-- STATED PROBLEM --
Copy down all of the data underneath, exactly as shown.

-- RECORD SET --
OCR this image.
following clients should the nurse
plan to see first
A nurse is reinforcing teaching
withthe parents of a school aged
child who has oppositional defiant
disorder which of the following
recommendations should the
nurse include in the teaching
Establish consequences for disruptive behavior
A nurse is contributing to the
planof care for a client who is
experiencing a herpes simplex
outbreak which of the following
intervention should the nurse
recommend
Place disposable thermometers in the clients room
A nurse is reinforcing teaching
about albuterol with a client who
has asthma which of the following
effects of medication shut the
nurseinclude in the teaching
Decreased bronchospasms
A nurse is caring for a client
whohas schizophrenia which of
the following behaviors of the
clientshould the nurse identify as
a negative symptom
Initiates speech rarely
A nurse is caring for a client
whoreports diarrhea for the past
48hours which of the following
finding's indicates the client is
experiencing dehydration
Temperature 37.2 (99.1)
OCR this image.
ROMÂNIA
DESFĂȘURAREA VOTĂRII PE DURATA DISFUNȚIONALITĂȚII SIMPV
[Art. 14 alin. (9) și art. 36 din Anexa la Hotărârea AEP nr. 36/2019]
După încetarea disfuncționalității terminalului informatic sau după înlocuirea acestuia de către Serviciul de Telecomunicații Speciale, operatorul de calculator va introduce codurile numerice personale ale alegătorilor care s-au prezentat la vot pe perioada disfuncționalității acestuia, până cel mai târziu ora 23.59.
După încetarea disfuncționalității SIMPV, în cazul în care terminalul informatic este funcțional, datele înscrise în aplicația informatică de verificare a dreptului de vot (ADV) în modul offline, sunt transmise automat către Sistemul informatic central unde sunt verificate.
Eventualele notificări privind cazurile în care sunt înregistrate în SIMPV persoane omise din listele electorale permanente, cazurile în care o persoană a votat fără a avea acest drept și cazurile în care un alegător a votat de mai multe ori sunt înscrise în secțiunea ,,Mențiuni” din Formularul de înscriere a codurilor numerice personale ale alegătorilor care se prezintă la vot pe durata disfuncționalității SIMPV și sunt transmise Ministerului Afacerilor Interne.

-- SOLUTION --
OCR this image.
following clients should the nurse
plan to see first
A nurse is reinforcing teaching
withthe parents of a school aged
child who has oppositional defiant
disorder which of the following
recommendations should the
nurse include in the teaching
Establish consequences for disruptive behavior
A nurse is contributing to the
planof care for a client who is
experiencing a herpes simplex
outbreak which of the following
intervention should the nurse
recommend
Place disposable thermometers in the clients room
A nurse is reinforcing teaching
about albuterol with a client who
has asthma which of the following
effects of medication shut the
nurseinclude in the teaching
Decreased bronchospasms
A nurse is caring for a client
whohas schizophrenia which of
the following behaviors of the
clientshould the nurse identify as
a negative symptom
Initiates speech rarely
A nurse is caring for a client
whoreports diarrhea for the past
48hours which of the following
finding's indicates the client is
experiencing dehydration
Temperature 37.2 (99.1)
OCR this image.
ROMÂNIA
DESFĂȘURAREA VOTĂRII PE DURATA DISFUNȚIONALITĂȚII SIMPV
[Art. 14 alin. (9) și art. 36 din Anexa la Hotărârea AEP nr. 36/2019]
După încetarea disfuncționalității terminalului informatic sau după înlocuirea acestuia de către Serviciul de Telecomunicații Speciale, operatorul de calculator va introduce codurile numerice personale ale alegătorilor care s-au prezentat la vot pe perioada disfuncționalității acestuia, până cel mai târziu ora 23.59.
După încetarea disfuncționalității SIMPV, în cazul în care terminalul informatic este funcțional, datele înscrise în aplicația informatică de verificare a dreptului de vot (ADV) în modul offline, sunt transmise automat către Sistemul informatic central unde sunt verificate.
Eventualele notificări privind cazurile în care sunt înregistrate în SIMPV persoane omise din listele electorale permanente, cazurile în care o persoană a votat fără a avea acest drept și cazurile în care un alegător a votat de mai multe ori sunt înscrise în secțiunea ,,Mențiuni” din Formularul de înscriere a codurilor numerice personale ale alegătorilor care se prezintă la vot pe durata disfuncționalității SIMPV și sunt transmise Ministerului Afacerilor Interne.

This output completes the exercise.